PROBLEM STATEMENT: Output all the material that follows, exactly as given.

(Collection entries)
----------------
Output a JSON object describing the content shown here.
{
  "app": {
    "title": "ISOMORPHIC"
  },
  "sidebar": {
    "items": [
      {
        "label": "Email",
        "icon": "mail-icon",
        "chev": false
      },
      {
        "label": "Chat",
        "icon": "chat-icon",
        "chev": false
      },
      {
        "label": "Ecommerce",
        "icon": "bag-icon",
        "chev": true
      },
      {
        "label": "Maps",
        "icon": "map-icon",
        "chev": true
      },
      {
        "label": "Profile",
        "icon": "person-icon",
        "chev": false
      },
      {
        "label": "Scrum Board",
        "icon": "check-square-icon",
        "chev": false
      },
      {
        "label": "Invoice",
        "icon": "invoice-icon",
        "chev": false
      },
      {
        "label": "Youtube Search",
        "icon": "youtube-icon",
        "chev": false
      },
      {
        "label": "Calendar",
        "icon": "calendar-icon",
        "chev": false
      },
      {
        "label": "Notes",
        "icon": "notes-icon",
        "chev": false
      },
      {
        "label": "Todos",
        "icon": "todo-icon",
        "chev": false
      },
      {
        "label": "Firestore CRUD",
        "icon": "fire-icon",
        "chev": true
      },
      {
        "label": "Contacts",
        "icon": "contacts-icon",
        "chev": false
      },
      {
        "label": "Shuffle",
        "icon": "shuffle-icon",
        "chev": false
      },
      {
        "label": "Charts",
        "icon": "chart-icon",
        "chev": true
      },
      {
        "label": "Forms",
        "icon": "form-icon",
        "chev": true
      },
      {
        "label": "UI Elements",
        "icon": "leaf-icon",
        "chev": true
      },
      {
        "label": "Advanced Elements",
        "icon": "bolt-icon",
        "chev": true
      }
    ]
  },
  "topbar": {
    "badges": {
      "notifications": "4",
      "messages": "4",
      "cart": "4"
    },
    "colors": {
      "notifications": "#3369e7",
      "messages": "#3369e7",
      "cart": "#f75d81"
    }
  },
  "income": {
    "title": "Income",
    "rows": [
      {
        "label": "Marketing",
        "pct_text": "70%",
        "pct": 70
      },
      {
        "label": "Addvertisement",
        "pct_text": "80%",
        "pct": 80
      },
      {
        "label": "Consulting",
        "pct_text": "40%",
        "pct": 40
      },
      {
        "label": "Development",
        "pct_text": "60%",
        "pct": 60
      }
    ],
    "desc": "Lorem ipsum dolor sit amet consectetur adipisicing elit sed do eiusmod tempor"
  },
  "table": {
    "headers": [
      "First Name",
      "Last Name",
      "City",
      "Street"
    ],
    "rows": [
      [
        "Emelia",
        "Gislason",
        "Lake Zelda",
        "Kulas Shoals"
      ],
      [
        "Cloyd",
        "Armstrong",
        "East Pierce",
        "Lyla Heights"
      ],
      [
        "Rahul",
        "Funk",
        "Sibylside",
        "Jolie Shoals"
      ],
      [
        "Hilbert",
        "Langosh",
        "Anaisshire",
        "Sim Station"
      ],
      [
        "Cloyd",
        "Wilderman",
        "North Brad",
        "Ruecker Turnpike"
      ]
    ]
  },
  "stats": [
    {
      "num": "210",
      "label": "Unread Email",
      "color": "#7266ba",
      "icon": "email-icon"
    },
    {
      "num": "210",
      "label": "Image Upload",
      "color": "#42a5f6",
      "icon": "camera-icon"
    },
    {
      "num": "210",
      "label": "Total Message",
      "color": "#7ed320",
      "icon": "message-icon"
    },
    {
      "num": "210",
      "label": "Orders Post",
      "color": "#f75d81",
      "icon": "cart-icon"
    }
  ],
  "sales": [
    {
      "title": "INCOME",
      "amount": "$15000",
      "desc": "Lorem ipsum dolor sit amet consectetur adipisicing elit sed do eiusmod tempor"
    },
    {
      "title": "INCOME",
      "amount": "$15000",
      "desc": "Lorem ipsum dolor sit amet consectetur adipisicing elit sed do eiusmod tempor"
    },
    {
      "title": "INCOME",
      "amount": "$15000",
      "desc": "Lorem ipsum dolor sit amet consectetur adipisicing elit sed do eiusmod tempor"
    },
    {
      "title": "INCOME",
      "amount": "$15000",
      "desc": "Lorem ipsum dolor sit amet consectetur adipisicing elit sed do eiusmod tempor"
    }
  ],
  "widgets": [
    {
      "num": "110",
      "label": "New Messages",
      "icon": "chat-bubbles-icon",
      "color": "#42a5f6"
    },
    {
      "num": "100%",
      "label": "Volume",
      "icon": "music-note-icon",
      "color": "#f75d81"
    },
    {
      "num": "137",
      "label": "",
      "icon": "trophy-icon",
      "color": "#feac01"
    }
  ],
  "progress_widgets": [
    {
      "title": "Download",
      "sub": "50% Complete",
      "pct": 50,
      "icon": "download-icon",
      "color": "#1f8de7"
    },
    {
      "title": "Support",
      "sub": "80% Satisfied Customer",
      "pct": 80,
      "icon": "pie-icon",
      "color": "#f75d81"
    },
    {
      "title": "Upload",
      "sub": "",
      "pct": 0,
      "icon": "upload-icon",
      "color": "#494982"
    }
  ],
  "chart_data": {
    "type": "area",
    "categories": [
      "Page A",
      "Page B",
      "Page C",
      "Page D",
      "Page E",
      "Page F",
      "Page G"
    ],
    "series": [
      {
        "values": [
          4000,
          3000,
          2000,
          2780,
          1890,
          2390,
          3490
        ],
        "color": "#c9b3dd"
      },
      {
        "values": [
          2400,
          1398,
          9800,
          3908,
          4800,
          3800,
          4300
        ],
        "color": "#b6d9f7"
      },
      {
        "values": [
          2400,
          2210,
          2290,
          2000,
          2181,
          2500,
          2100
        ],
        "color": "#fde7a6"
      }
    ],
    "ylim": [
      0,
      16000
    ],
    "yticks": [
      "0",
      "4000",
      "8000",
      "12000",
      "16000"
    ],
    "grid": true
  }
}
----------------
CORRECT ANSWER:
Output a JSON object describing the content shown here.
{
  "app": {
    "title": "ISOMORPHIC"
  },
  "sidebar": {
    "items": [
      {
        "label": "Email",
        "icon": "mail-icon",
        "chev": false
      },
      {
        "label": "Chat",
        "icon": "chat-icon",
        "chev": false
      },
      {
        "label": "Ecommerce",
        "icon": "bag-icon",
        "chev": true
      },
      {
        "label": "Maps",
        "icon": "map-icon",
        "chev": true
      },
      {
        "label": "Profile",
        "icon": "person-icon",
        "chev": false
      },
      {
        "label": "Scrum Board",
        "icon": "check-square-icon",
        "chev": false
      },
      {
        "label": "Invoice",
        "icon": "invoice-icon",
        "chev": false
      },
      {
        "label": "Youtube Search",
        "icon": "youtube-icon",
        "chev": false
      },
      {
        "label": "Calendar",
        "icon": "calendar-icon",
        "chev": false
      },
      {
        "label": "Notes",
        "icon": "notes-icon",
        "chev": false
      },
      {
        "label": "Todos",
        "icon": "todo-icon",
        "chev": false
      },
      {
        "label": "Firestore CRUD",
        "icon": "fire-icon",
        "chev": true
      },
      {
        "label": "Contacts",
        "icon": "contacts-icon",
        "chev": false
      },
      {
        "label": "Shuffle",
        "icon": "shuffle-icon",
        "chev": false
      },
      {
        "label": "Charts",
        "icon": "chart-icon",
        "chev": true
      },
      {
        "label": "Forms",
        "icon": "form-icon",
        "chev": true
      },
      {
        "label": "UI Elements",
        "icon": "leaf-icon",
        "chev": true
      },
      {
        "label": "Advanced Elements",
        "icon": "bolt-icon",
        "chev": true
      }
    ]
  },
  "topbar": {
    "badges": {
      "notifications": "4",
      "messages": "4",
      "cart": "4"
    },
    "colors": {
      "notifications": "#3369e7",
      "messages": "#3369e7",
      "cart": "#f75d81"
    }
  },
  "income": {
    "title": "Income",
    "rows": [
      {
        "label": "Marketing",
        "pct_text": "70%",
        "pct": 70
      },
      {
        "label": "Addvertisement",
        "pct_text": "80%",
        "pct": 80
      },
      {
        "label": "Consulting",
        "pct_text": "40%",
        "pct": 40
      },
      {
        "label": "Development",
        "pct_text": "60%",
        "pct": 60
      }
    ],
    "desc": "Lorem ipsum dolor sit amet consectetur adipisicing elit sed do eiusmod tempor"
  },
  "table": {
    "headers": [
      "First Name",
      "Last Name",
      "City",
      "Street"
    ],
    "rows": [
      [
        "Emelia",
        "Gislason",
        "Lake Zelda",
        "Kulas Shoals"
      ],
      [
        "Cloyd",
        "Armstrong",
        "East Pierce",
        "Lyla Heights"
      ],
      [
        "Rahul",
        "Funk",
        "Sibylside",
        "Jolie Shoals"
      ],
      [
        "Hilbert",
        "Langosh",
        "Anaisshire",
        "Sim Station"
      ],
      [
        "Cloyd",
        "Wilderman",
        "North Brad",
        "Ruecker Turnpike"
      ]
    ]
  },
  "stats": [
    {
      "num": "210",
      "label": "Unread Email",
      "color": "#7266ba",
      "icon": "email-icon"
    },
    {
      "num": "210",
      "label": "Image Upload",
      "color": "#42a5f6",
      "icon": "camera-icon"
    },
    {
      "num": "210",
      "label": "Total Message",
      "color": "#7ed320",
      "icon": "message-icon"
    },
    {
      "num": "210",
      "label": "Orders Post",
      "color": "#f75d81",
      "icon": "cart-icon"
    }
  ],
  "sales": [
    {
      "title": "INCOME",
      "amount": "$15000",
      "desc": "Lorem ipsum dolor sit amet consectetur adipisicing elit sed do eiusmod tempor"
    },
    {
      "title": "INCOME",
      "amount": "$15000",
      "desc": "Lorem ipsum dolor sit amet consectetur adipisicing elit sed do eiusmod tempor"
    },
    {
      "title": "INCOME",
      "amount": "$15000",
      "desc": "Lorem ipsum dolor sit amet consectetur adipisicing elit sed do eiusmod tempor"
    },
    {
      "title": "INCOME",
      "amount": "$15000",
      "desc": "Lorem ipsum dolor sit amet consectetur adipisicing elit sed do eiusmod tempor"
    }
  ],
  "widgets": [
    {
      "num": "110",
      "label": "New Messages",
      "icon": "chat-bubbles-icon",
      "color": "#42a5f6"
    },
    {
      "num": "100%",
      "label": "Volume",
      "icon": "music-note-icon",
      "color": "#f75d81"
    },
    {
      "num": "137",
      "label": "",
      "icon": "trophy-icon",
      "color": "#feac01"
    }
  ],
  "progress_widgets": [
    {
      "title": "Download",
      "sub": "50% Complete",
      "pct": 50,
      "icon": "download-icon",
      "color": "#1f8de7"
    },
    {
      "title": "Support",
      "sub": "80% Satisfied Customer",
      "pct": 80,
      "icon": "pie-icon",
      "color": "#f75d81"
    },
    {
      "title": "Upload",
      "sub": "",
      "pct": 0,
      "icon": "upload-icon",
      "color": "#494982"
    }
  ],
  "chart_data": {
    "type": "area",
    "categories": [
      "Page A",
      "Page B",
      "Page C",
      "Page D",
      "Page E",
      "Page F",
      "Page G"
    ],
    "series": [
      {
        "values": [
          4000,
          3000,
          2000,
          2780,
          1890,
          2390,
          3490
        ],
        "color": "#c9b3dd"
      },
      {
        "values": [
          2400,
          1398,
          9800,
          3908,
          4800,
          3800,
          4300
        ],
        "color": "#b6d9f7"
      },
      {
        "values": [
          2400,
          2210,
          2290,
          2000,
          2181,
          2500,
          2100
        ],
        "color": "#fde7a6"
      }
    ],
    "ylim": [
      0,
      16000
    ],
    "yticks": [
      "0",
      "4000",
      "8000",
      "12000",
      "16000"
    ],
    "grid": true
  }
}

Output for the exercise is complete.